### PROBLEM
Repeat each line of the material below exactly as it appears, minus any pictures.

### SOURCE MATERIAL
════════════════════
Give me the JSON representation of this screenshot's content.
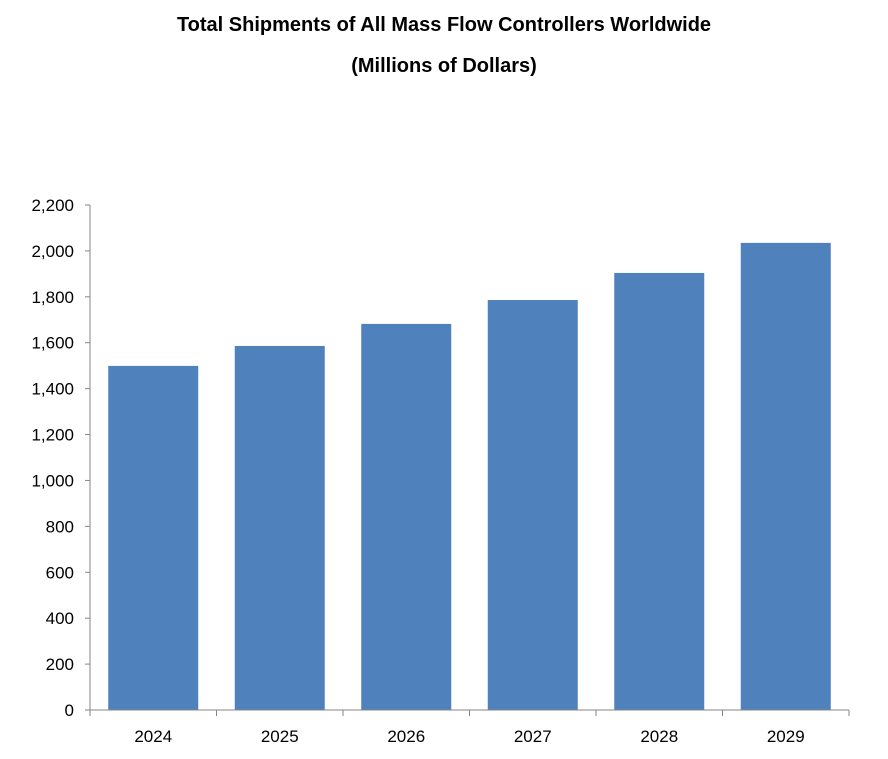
{
  "chart_data": {
    "type": "bar",
    "title": "Total Shipments of All Mass Flow Controllers Worldwide",
    "subtitle": "(Millions of Dollars)",
    "xlabel": "",
    "ylabel": "",
    "categories": [
      "2024",
      "2025",
      "2026",
      "2027",
      "2028",
      "2029"
    ],
    "values": [
      1499,
      1586,
      1682,
      1786,
      1904,
      2035
    ],
    "ylim": [
      0,
      2200
    ],
    "yticks": [
      0,
      200,
      400,
      600,
      800,
      1000,
      1200,
      1400,
      1600,
      1800,
      2000,
      2200
    ],
    "ytick_labels": [
      "0",
      "200",
      "400",
      "600",
      "800",
      "1,000",
      "1,200",
      "1,400",
      "1,600",
      "1,800",
      "2,000",
      "2,200"
    ],
    "grid": false,
    "legend": "none",
    "bar_color": "#4F81BD"
  }
}
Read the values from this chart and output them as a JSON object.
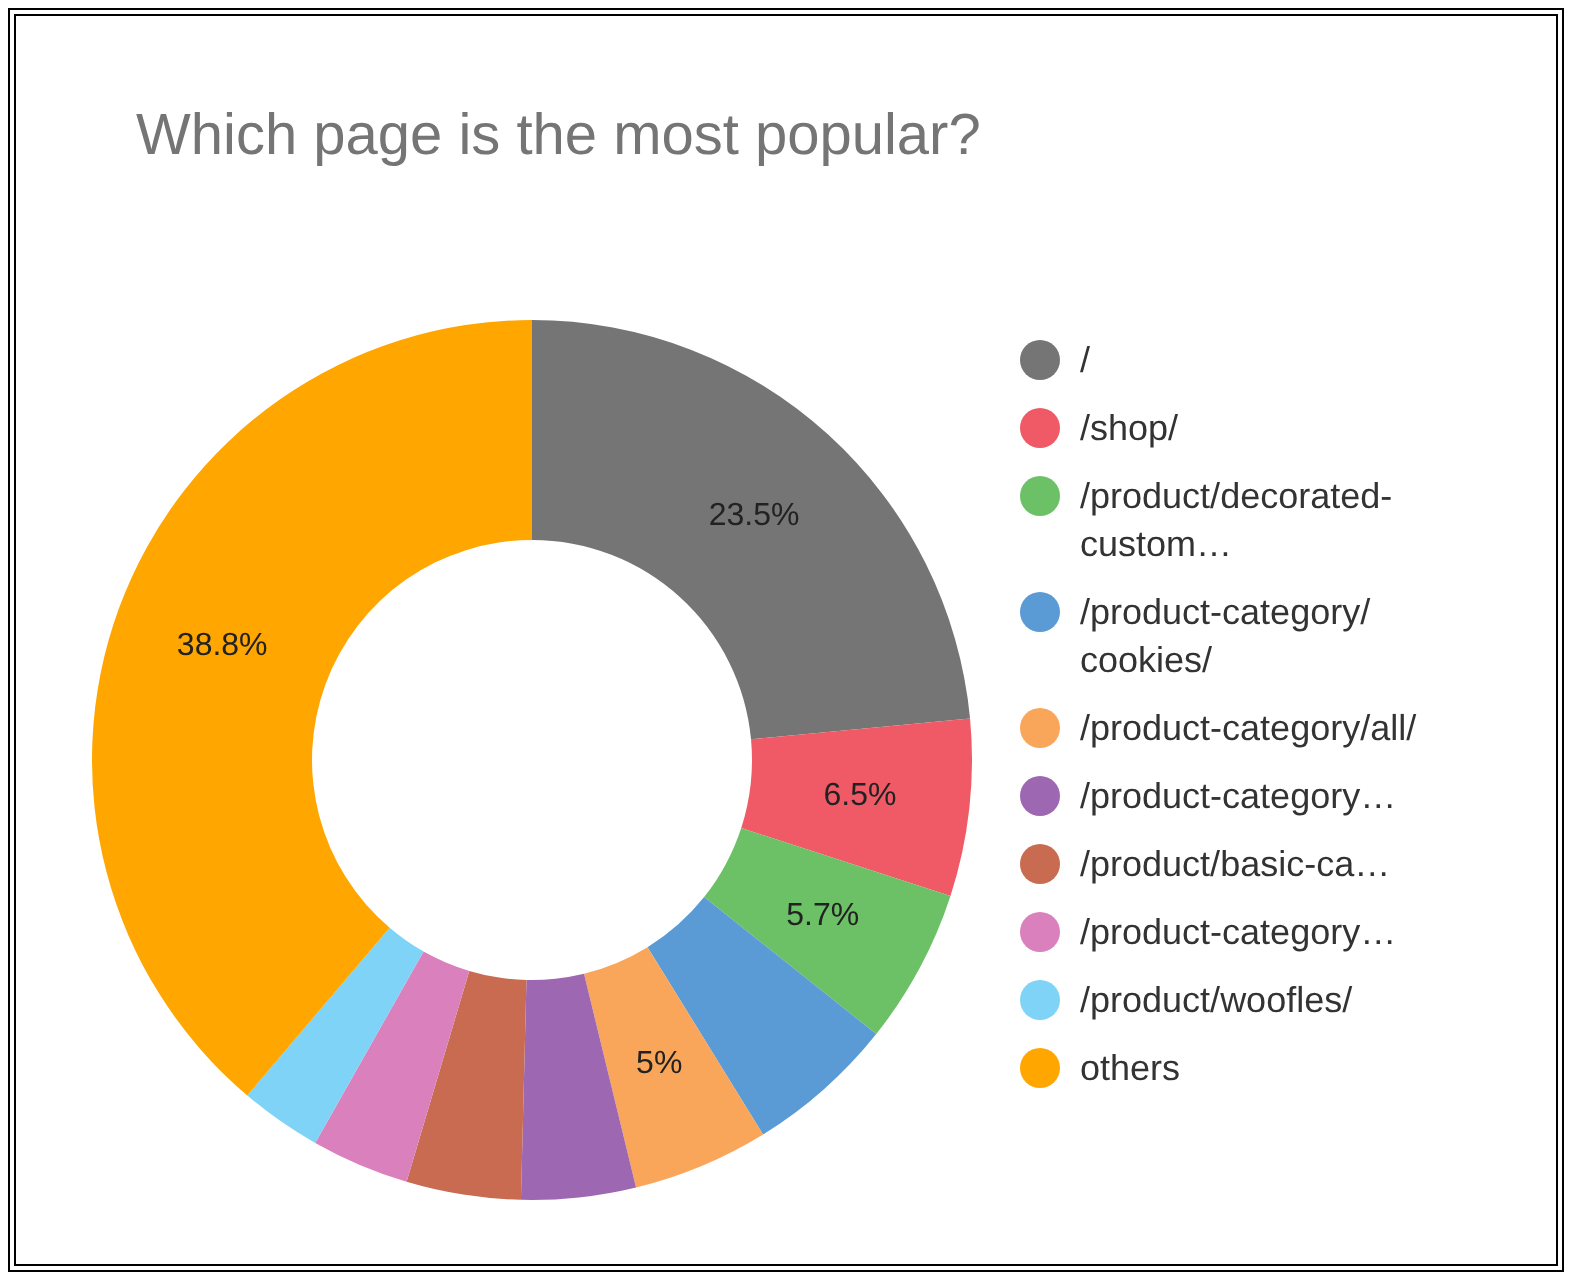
{
  "chart_data": {
    "type": "donut",
    "title": "Which page is the most popular?",
    "categories": [
      "/",
      "/shop/",
      "/product/decorated-custom…",
      "/product-category/cookies/",
      "/product-category/all/",
      "/product-category…",
      "/product/basic-ca…",
      "/product-category…",
      "/product/woofles/",
      "others"
    ],
    "values": [
      23.5,
      6.5,
      5.7,
      5.5,
      5,
      4.2,
      4.2,
      3.6,
      3.0,
      38.8
    ],
    "colors": [
      "#757575",
      "#ef5a66",
      "#6cc065",
      "#5b9bd5",
      "#f9a65a",
      "#9e67b2",
      "#c96b50",
      "#da80bd",
      "#7fd3f7",
      "#ffa600"
    ],
    "value_labels": [
      "23.5%",
      "6.5%",
      "5.7%",
      null,
      "5%",
      null,
      null,
      null,
      null,
      "38.8%"
    ],
    "legend": "right"
  }
}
════════════════════
### COMPLETED EXERCISE
Give me the JSON representation of this screenshot's content.
{
  "chart_data": {
    "type": "bar",
    "title": "Total Shipments of All Mass Flow Controllers Worldwide",
    "subtitle": "(Millions of Dollars)",
    "xlabel": "",
    "ylabel": "",
    "categories": [
      "2024",
      "2025",
      "2026",
      "2027",
      "2028",
      "2029"
    ],
    "values": [
      1499,
      1586,
      1682,
      1786,
      1904,
      2035
    ],
    "ylim": [
      0,
      2200
    ],
    "yticks": [
      0,
      200,
      400,
      600,
      800,
      1000,
      1200,
      1400,
      1600,
      1800,
      2000,
      2200
    ],
    "ytick_labels": [
      "0",
      "200",
      "400",
      "600",
      "800",
      "1,000",
      "1,200",
      "1,400",
      "1,600",
      "1,800",
      "2,000",
      "2,200"
    ],
    "grid": false,
    "legend": "none",
    "bar_color": "#4F81BD"
  }
}
Read the values from this chart and output them as a JSON object.
{
  "chart_data": {
    "type": "donut",
    "title": "Which page is the most popular?",
    "categories": [
      "/",
      "/shop/",
      "/product/decorated-custom…",
      "/product-category/cookies/",
      "/product-category/all/",
      "/product-category…",
      "/product/basic-ca…",
      "/product-category…",
      "/product/woofles/",
      "others"
    ],
    "values": [
      23.5,
      6.5,
      5.7,
      5.5,
      5,
      4.2,
      4.2,
      3.6,
      3.0,
      38.8
    ],
    "colors": [
      "#757575",
      "#ef5a66",
      "#6cc065",
      "#5b9bd5",
      "#f9a65a",
      "#9e67b2",
      "#c96b50",
      "#da80bd",
      "#7fd3f7",
      "#ffa600"
    ],
    "value_labels": [
      "23.5%",
      "6.5%",
      "5.7%",
      null,
      "5%",
      null,
      null,
      null,
      null,
      "38.8%"
    ],
    "legend": "right"
  }
}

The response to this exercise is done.